_EXERCISE TASK_: Reproduce each record below exactly as written.

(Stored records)
^^^^^^^^^^^^^^^^

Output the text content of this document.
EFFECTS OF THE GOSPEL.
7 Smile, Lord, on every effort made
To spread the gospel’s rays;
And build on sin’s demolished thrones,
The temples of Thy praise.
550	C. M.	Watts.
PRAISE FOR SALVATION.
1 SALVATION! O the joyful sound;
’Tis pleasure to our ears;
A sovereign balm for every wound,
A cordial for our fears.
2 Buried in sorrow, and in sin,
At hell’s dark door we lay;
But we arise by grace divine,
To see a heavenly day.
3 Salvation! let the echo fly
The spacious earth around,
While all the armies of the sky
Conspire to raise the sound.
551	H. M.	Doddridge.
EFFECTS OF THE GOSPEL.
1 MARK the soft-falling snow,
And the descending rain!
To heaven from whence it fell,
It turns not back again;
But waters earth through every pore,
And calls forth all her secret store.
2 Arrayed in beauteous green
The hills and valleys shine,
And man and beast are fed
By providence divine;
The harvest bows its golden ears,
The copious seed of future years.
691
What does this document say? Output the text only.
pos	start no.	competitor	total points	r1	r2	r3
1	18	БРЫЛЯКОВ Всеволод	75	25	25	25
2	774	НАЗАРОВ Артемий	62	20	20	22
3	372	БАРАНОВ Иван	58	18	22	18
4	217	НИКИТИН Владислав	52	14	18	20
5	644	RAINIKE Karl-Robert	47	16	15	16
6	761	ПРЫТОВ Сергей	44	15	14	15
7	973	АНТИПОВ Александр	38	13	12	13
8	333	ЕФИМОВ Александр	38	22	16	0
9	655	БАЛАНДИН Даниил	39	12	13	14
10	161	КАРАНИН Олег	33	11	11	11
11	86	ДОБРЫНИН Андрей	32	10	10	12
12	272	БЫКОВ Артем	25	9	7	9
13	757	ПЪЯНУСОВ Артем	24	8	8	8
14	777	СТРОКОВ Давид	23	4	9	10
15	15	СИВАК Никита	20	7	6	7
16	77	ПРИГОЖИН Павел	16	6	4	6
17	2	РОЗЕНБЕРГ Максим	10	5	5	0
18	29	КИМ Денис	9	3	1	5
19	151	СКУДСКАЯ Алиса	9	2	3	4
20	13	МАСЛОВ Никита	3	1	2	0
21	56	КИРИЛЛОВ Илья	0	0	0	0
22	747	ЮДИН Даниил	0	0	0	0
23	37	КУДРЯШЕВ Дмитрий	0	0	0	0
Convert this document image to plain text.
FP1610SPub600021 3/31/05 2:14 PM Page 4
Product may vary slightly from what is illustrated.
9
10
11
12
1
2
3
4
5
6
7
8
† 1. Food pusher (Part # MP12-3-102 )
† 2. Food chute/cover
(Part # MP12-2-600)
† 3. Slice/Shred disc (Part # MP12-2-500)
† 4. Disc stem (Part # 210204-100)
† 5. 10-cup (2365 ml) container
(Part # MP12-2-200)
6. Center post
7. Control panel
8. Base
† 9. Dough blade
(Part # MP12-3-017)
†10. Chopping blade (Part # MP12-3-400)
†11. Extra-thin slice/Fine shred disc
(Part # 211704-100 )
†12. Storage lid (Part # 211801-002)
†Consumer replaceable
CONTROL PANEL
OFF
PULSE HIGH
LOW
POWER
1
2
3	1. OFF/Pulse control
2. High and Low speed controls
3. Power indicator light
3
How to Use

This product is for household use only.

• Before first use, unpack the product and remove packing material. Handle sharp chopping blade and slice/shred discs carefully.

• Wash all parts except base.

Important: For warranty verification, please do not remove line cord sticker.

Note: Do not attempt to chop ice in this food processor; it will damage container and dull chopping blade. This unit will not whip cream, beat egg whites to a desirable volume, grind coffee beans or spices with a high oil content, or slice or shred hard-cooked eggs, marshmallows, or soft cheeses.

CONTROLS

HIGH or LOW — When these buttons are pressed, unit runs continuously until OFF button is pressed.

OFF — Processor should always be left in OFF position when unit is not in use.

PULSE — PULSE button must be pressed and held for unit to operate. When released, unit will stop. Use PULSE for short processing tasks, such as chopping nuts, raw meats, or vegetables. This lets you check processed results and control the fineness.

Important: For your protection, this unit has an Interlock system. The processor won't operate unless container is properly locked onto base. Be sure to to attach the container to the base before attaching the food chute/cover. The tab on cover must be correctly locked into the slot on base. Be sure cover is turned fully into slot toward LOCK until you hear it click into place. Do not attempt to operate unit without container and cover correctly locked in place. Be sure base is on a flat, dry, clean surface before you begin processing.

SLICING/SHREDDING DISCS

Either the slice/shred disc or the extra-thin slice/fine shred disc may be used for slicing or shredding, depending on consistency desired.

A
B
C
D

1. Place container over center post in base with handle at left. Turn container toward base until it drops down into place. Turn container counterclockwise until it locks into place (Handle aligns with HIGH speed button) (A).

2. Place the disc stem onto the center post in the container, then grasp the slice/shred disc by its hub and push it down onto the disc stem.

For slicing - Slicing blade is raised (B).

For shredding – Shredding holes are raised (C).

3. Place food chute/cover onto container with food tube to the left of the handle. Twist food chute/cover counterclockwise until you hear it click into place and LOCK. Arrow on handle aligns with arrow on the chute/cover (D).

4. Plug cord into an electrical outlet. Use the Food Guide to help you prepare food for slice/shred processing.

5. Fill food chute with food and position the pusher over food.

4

^^^^^^^^^^^^^^^^

_THE OUTPUT_:
Output the text content of this document.
EFFECTS OF THE GOSPEL.
7 Smile, Lord, on every effort made
To spread the gospel’s rays;
And build on sin’s demolished thrones,
The temples of Thy praise.
550	C. M.	Watts.
PRAISE FOR SALVATION.
1 SALVATION! O the joyful sound;
’Tis pleasure to our ears;
A sovereign balm for every wound,
A cordial for our fears.
2 Buried in sorrow, and in sin,
At hell’s dark door we lay;
But we arise by grace divine,
To see a heavenly day.
3 Salvation! let the echo fly
The spacious earth around,
While all the armies of the sky
Conspire to raise the sound.
551	H. M.	Doddridge.
EFFECTS OF THE GOSPEL.
1 MARK the soft-falling snow,
And the descending rain!
To heaven from whence it fell,
It turns not back again;
But waters earth through every pore,
And calls forth all her secret store.
2 Arrayed in beauteous green
The hills and valleys shine,
And man and beast are fed
By providence divine;
The harvest bows its golden ears,
The copious seed of future years.
691
What does this document say? Output the text only.
pos	start no.	competitor	total points	r1	r2	r3
1	18	БРЫЛЯКОВ Всеволод	75	25	25	25
2	774	НАЗАРОВ Артемий	62	20	20	22
3	372	БАРАНОВ Иван	58	18	22	18
4	217	НИКИТИН Владислав	52	14	18	20
5	644	RAINIKE Karl-Robert	47	16	15	16
6	761	ПРЫТОВ Сергей	44	15	14	15
7	973	АНТИПОВ Александр	38	13	12	13
8	333	ЕФИМОВ Александр	38	22	16	0
9	655	БАЛАНДИН Даниил	39	12	13	14
10	161	КАРАНИН Олег	33	11	11	11
11	86	ДОБРЫНИН Андрей	32	10	10	12
12	272	БЫКОВ Артем	25	9	7	9
13	757	ПЪЯНУСОВ Артем	24	8	8	8
14	777	СТРОКОВ Давид	23	4	9	10
15	15	СИВАК Никита	20	7	6	7
16	77	ПРИГОЖИН Павел	16	6	4	6
17	2	РОЗЕНБЕРГ Максим	10	5	5	0
18	29	КИМ Денис	9	3	1	5
19	151	СКУДСКАЯ Алиса	9	2	3	4
20	13	МАСЛОВ Никита	3	1	2	0
21	56	КИРИЛЛОВ Илья	0	0	0	0
22	747	ЮДИН Даниил	0	0	0	0
23	37	КУДРЯШЕВ Дмитрий	0	0	0	0
Convert this document image to plain text.
FP1610SPub600021 3/31/05 2:14 PM Page 4
Product may vary slightly from what is illustrated.
9
10
11
12
1
2
3
4
5
6
7
8
† 1. Food pusher (Part # MP12-3-102 )
† 2. Food chute/cover
(Part # MP12-2-600)
† 3. Slice/Shred disc (Part # MP12-2-500)
† 4. Disc stem (Part # 210204-100)
† 5. 10-cup (2365 ml) container
(Part # MP12-2-200)
6. Center post
7. Control panel
8. Base
† 9. Dough blade
(Part # MP12-3-017)
†10. Chopping blade (Part # MP12-3-400)
†11. Extra-thin slice/Fine shred disc
(Part # 211704-100 )
†12. Storage lid (Part # 211801-002)
†Consumer replaceable
CONTROL PANEL
OFF
PULSE HIGH
LOW
POWER
1
2
3	1. OFF/Pulse control
2. High and Low speed controls
3. Power indicator light
3
How to Use

This product is for household use only.

• Before first use, unpack the product and remove packing material. Handle sharp chopping blade and slice/shred discs carefully.

• Wash all parts except base.

Important: For warranty verification, please do not remove line cord sticker.

Note: Do not attempt to chop ice in this food processor; it will damage container and dull chopping blade. This unit will not whip cream, beat egg whites to a desirable volume, grind coffee beans or spices with a high oil content, or slice or shred hard-cooked eggs, marshmallows, or soft cheeses.

CONTROLS

HIGH or LOW — When these buttons are pressed, unit runs continuously until OFF button is pressed.

OFF — Processor should always be left in OFF position when unit is not in use.

PULSE — PULSE button must be pressed and held for unit to operate. When released, unit will stop. Use PULSE for short processing tasks, such as chopping nuts, raw meats, or vegetables. This lets you check processed results and control the fineness.

Important: For your protection, this unit has an Interlock system. The processor won't operate unless container is properly locked onto base. Be sure to to attach the container to the base before attaching the food chute/cover. The tab on cover must be correctly locked into the slot on base. Be sure cover is turned fully into slot toward LOCK until you hear it click into place. Do not attempt to operate unit without container and cover correctly locked in place. Be sure base is on a flat, dry, clean surface before you begin processing.

SLICING/SHREDDING DISCS

Either the slice/shred disc or the extra-thin slice/fine shred disc may be used for slicing or shredding, depending on consistency desired.

A
B
C
D

1. Place container over center post in base with handle at left. Turn container toward base until it drops down into place. Turn container counterclockwise until it locks into place (Handle aligns with HIGH speed button) (A).

2. Place the disc stem onto the center post in the container, then grasp the slice/shred disc by its hub and push it down onto the disc stem.

For slicing - Slicing blade is raised (B).

For shredding – Shredding holes are raised (C).

3. Place food chute/cover onto container with food tube to the left of the handle. Twist food chute/cover counterclockwise until you hear it click into place and LOCK. Arrow on handle aligns with arrow on the chute/cover (D).

4. Plug cord into an electrical outlet. Use the Food Guide to help you prepare food for slice/shred processing.

5. Fill food chute with food and position the pusher over food.

4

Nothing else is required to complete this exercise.